◆ Entries ◆
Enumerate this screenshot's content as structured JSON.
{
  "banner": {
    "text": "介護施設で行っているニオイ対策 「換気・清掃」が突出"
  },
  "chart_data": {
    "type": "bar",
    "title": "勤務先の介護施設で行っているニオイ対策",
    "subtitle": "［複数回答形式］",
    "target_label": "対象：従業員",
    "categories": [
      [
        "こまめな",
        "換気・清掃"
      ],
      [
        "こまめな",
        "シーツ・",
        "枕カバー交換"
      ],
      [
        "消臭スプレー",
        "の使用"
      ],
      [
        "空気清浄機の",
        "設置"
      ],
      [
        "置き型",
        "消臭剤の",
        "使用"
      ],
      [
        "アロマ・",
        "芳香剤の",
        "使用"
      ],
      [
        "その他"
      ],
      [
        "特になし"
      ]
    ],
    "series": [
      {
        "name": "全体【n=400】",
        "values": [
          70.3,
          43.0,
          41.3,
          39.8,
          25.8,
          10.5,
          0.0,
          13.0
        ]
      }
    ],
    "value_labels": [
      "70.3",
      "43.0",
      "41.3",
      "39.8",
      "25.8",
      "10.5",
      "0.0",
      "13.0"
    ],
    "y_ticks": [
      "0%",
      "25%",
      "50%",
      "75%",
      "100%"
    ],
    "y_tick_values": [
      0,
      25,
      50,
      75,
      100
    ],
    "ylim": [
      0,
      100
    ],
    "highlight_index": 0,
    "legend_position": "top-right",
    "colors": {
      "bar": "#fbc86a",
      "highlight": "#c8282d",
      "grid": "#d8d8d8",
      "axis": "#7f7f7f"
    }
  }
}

◆ Job ◆
All of the entries should be written out again exactly.

◆ Output of the task ◆
Enumerate this screenshot's content as structured JSON.
{
  "banner": {
    "text": "介護施設で行っているニオイ対策 「換気・清掃」が突出"
  },
  "chart_data": {
    "type": "bar",
    "title": "勤務先の介護施設で行っているニオイ対策",
    "subtitle": "［複数回答形式］",
    "target_label": "対象：従業員",
    "categories": [
      [
        "こまめな",
        "換気・清掃"
      ],
      [
        "こまめな",
        "シーツ・",
        "枕カバー交換"
      ],
      [
        "消臭スプレー",
        "の使用"
      ],
      [
        "空気清浄機の",
        "設置"
      ],
      [
        "置き型",
        "消臭剤の",
        "使用"
      ],
      [
        "アロマ・",
        "芳香剤の",
        "使用"
      ],
      [
        "その他"
      ],
      [
        "特になし"
      ]
    ],
    "series": [
      {
        "name": "全体【n=400】",
        "values": [
          70.3,
          43.0,
          41.3,
          39.8,
          25.8,
          10.5,
          0.0,
          13.0
        ]
      }
    ],
    "value_labels": [
      "70.3",
      "43.0",
      "41.3",
      "39.8",
      "25.8",
      "10.5",
      "0.0",
      "13.0"
    ],
    "y_ticks": [
      "0%",
      "25%",
      "50%",
      "75%",
      "100%"
    ],
    "y_tick_values": [
      0,
      25,
      50,
      75,
      100
    ],
    "ylim": [
      0,
      100
    ],
    "highlight_index": 0,
    "legend_position": "top-right",
    "colors": {
      "bar": "#fbc86a",
      "highlight": "#c8282d",
      "grid": "#d8d8d8",
      "axis": "#7f7f7f"
    }
  }
}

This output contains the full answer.